Problem to work on: Return the records word for word. Any pictures in them are not part of the copy.

Recorded information:
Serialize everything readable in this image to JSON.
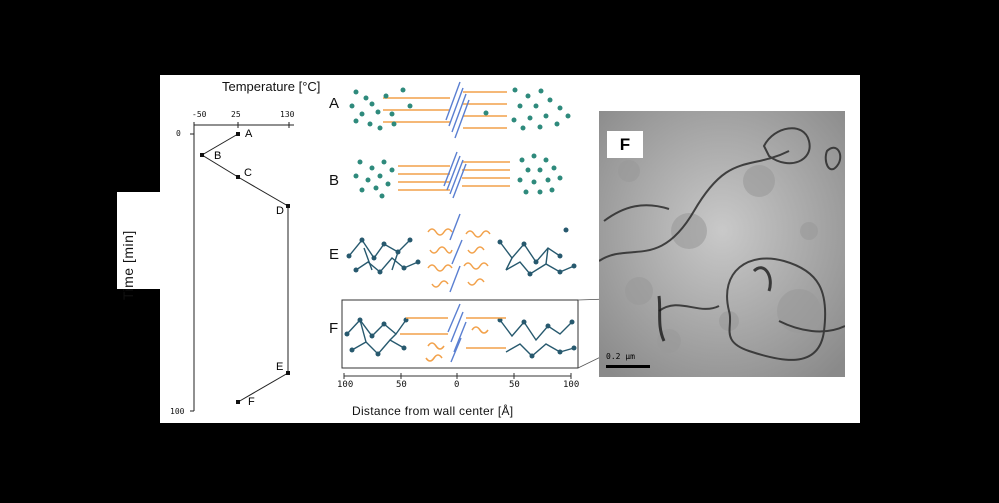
{
  "temperature_axis": {
    "title": "Temperature [°C]",
    "ticks": [
      "-50",
      "25",
      "130"
    ]
  },
  "time_axis": {
    "title": "Time [min]",
    "ticks": [
      "0",
      "100"
    ]
  },
  "profile_points": [
    {
      "label": "A"
    },
    {
      "label": "B"
    },
    {
      "label": "C"
    },
    {
      "label": "D"
    },
    {
      "label": "E"
    },
    {
      "label": "F"
    }
  ],
  "rows": [
    "A",
    "B",
    "E",
    "F"
  ],
  "distance_axis": {
    "title": "Distance from wall center [Å]",
    "ticks": [
      "100",
      "50",
      "0",
      "50",
      "100"
    ]
  },
  "micrograph": {
    "label": "F",
    "scale_bar": "0.2 μm"
  },
  "colors": {
    "teal": "#2e8a7c",
    "navy": "#27596e",
    "orange": "#f2a14a",
    "blue": "#5a7fd1"
  }
}
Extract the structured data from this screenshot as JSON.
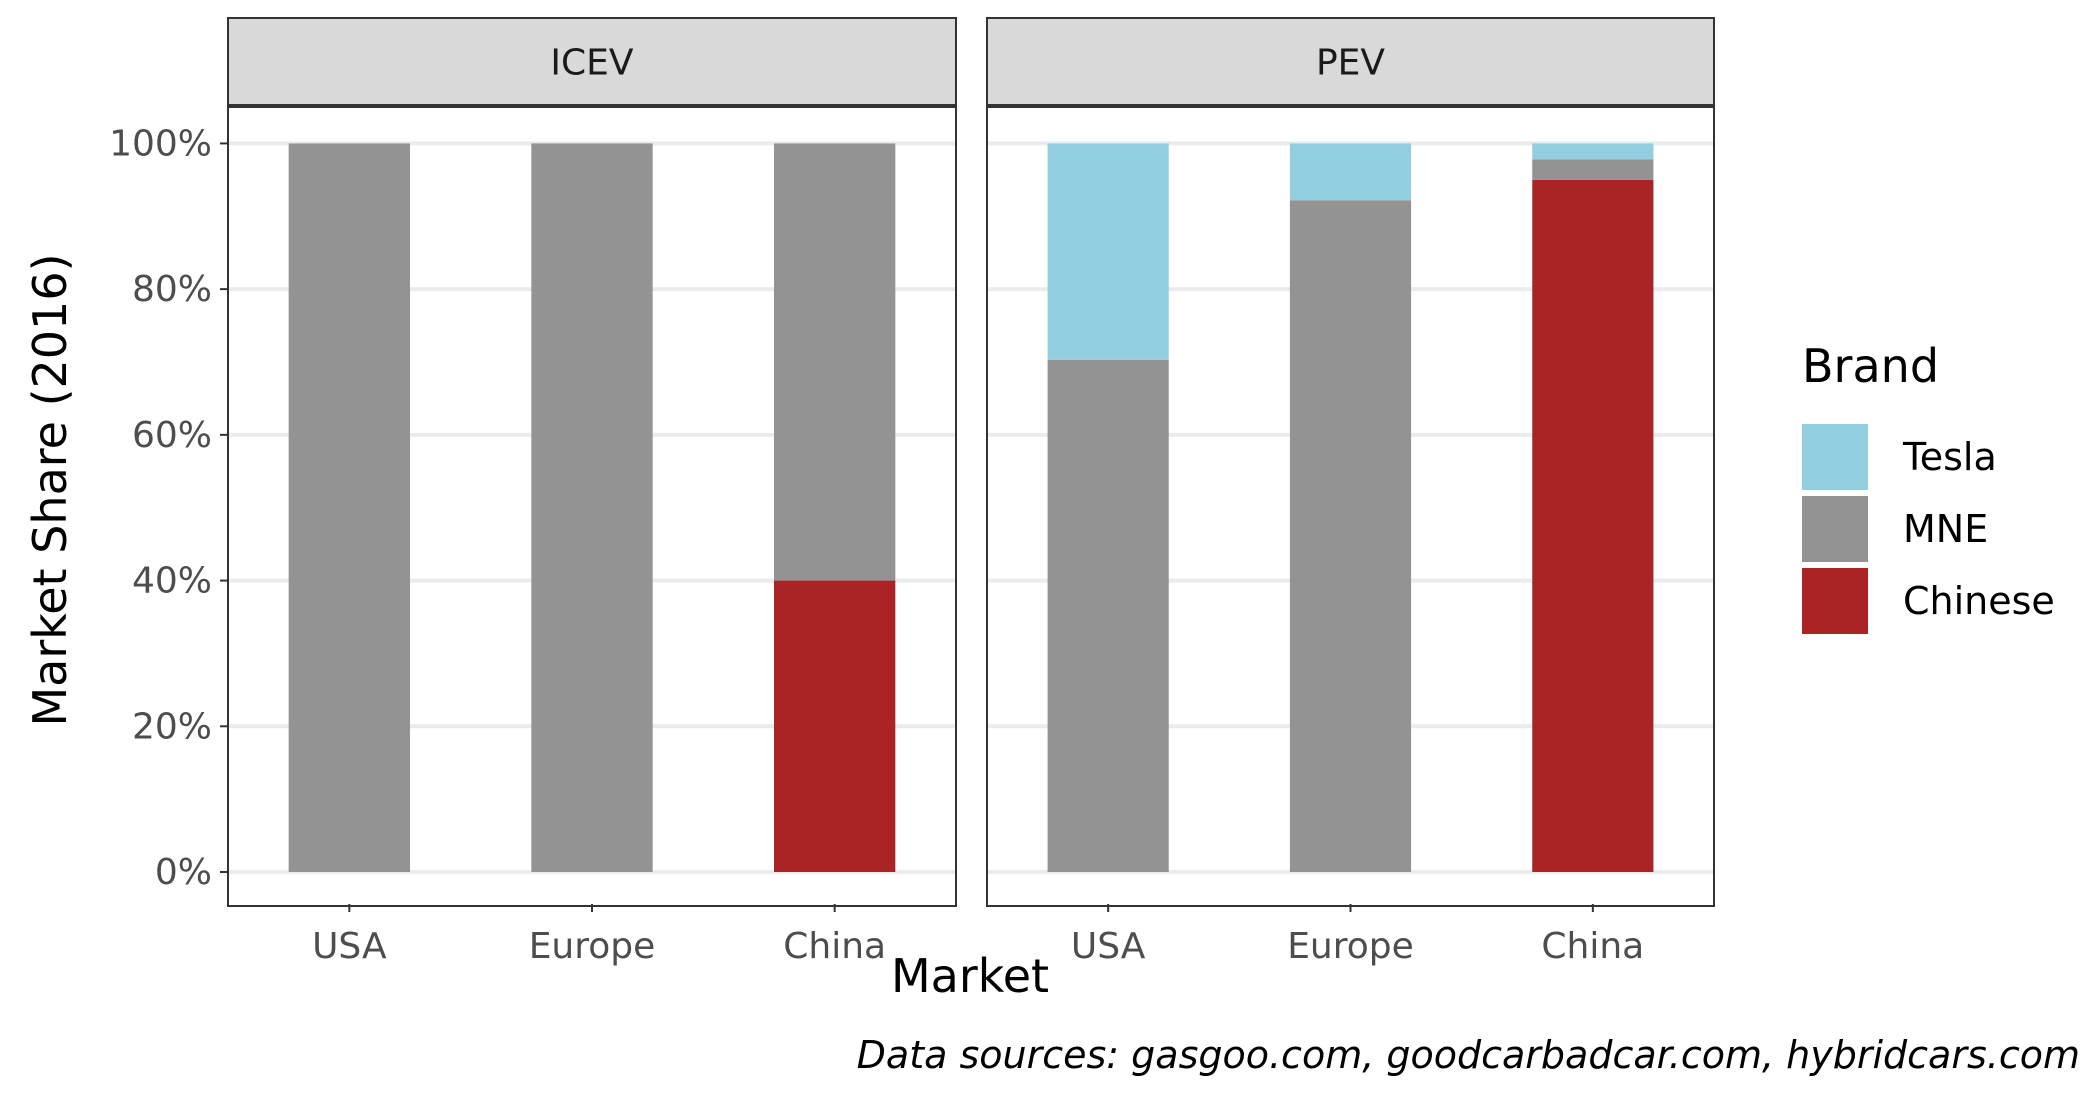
{
  "chart_data": {
    "type": "bar",
    "stacked": true,
    "facets": [
      {
        "label": "ICEV",
        "categories": [
          "USA",
          "Europe",
          "China"
        ],
        "series": [
          {
            "name": "Chinese",
            "values": [
              0,
              0,
              40
            ]
          },
          {
            "name": "MNE",
            "values": [
              100,
              100,
              60
            ]
          },
          {
            "name": "Tesla",
            "values": [
              0,
              0,
              0
            ]
          }
        ]
      },
      {
        "label": "PEV",
        "categories": [
          "USA",
          "Europe",
          "China"
        ],
        "series": [
          {
            "name": "Chinese",
            "values": [
              0,
              0,
              95
            ]
          },
          {
            "name": "MNE",
            "values": [
              70.3,
              92.2,
              2.8
            ]
          },
          {
            "name": "Tesla",
            "values": [
              29.7,
              7.8,
              2.2
            ]
          }
        ]
      }
    ],
    "xlabel": "Market",
    "ylabel": "Market Share (2016)",
    "ylim": [
      0,
      105
    ],
    "yticks": [
      0,
      20,
      40,
      60,
      80,
      100
    ],
    "ytick_labels": [
      "0%",
      "20%",
      "40%",
      "60%",
      "80%",
      "100%"
    ],
    "grid": true,
    "legend": {
      "title": "Brand",
      "position": "right",
      "entries": [
        "Tesla",
        "MNE",
        "Chinese"
      ]
    },
    "caption": "Data sources: gasgoo.com, goodcarbadcar.com, hybridcars.com",
    "colors": {
      "Tesla": "#92CDE0",
      "MNE": "#939393",
      "Chinese": "#AA2426"
    }
  }
}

Solution for this exercise:
Serialize everything readable in this image to JSON.
{
  "temperature_axis": {
    "title": "Temperature [°C]",
    "ticks": [
      "-50",
      "25",
      "130"
    ]
  },
  "time_axis": {
    "title": "Time [min]",
    "ticks": [
      "0",
      "100"
    ]
  },
  "profile_points": [
    {
      "label": "A"
    },
    {
      "label": "B"
    },
    {
      "label": "C"
    },
    {
      "label": "D"
    },
    {
      "label": "E"
    },
    {
      "label": "F"
    }
  ],
  "rows": [
    "A",
    "B",
    "E",
    "F"
  ],
  "distance_axis": {
    "title": "Distance from wall center [Å]",
    "ticks": [
      "100",
      "50",
      "0",
      "50",
      "100"
    ]
  },
  "micrograph": {
    "label": "F",
    "scale_bar": "0.2 μm"
  },
  "colors": {
    "teal": "#2e8a7c",
    "navy": "#27596e",
    "orange": "#f2a14a",
    "blue": "#5a7fd1"
  }
}
Extract the structured data from this screenshot as JSON.
{
  "chart_data": {
    "type": "bar",
    "stacked": true,
    "facets": [
      {
        "label": "ICEV",
        "categories": [
          "USA",
          "Europe",
          "China"
        ],
        "series": [
          {
            "name": "Chinese",
            "values": [
              0,
              0,
              40
            ]
          },
          {
            "name": "MNE",
            "values": [
              100,
              100,
              60
            ]
          },
          {
            "name": "Tesla",
            "values": [
              0,
              0,
              0
            ]
          }
        ]
      },
      {
        "label": "PEV",
        "categories": [
          "USA",
          "Europe",
          "China"
        ],
        "series": [
          {
            "name": "Chinese",
            "values": [
              0,
              0,
              95
            ]
          },
          {
            "name": "MNE",
            "values": [
              70.3,
              92.2,
              2.8
            ]
          },
          {
            "name": "Tesla",
            "values": [
              29.7,
              7.8,
              2.2
            ]
          }
        ]
      }
    ],
    "xlabel": "Market",
    "ylabel": "Market Share (2016)",
    "ylim": [
      0,
      105
    ],
    "yticks": [
      0,
      20,
      40,
      60,
      80,
      100
    ],
    "ytick_labels": [
      "0%",
      "20%",
      "40%",
      "60%",
      "80%",
      "100%"
    ],
    "grid": true,
    "legend": {
      "title": "Brand",
      "position": "right",
      "entries": [
        "Tesla",
        "MNE",
        "Chinese"
      ]
    },
    "caption": "Data sources: gasgoo.com, goodcarbadcar.com, hybridcars.com",
    "colors": {
      "Tesla": "#92CDE0",
      "MNE": "#939393",
      "Chinese": "#AA2426"
    }
  }
}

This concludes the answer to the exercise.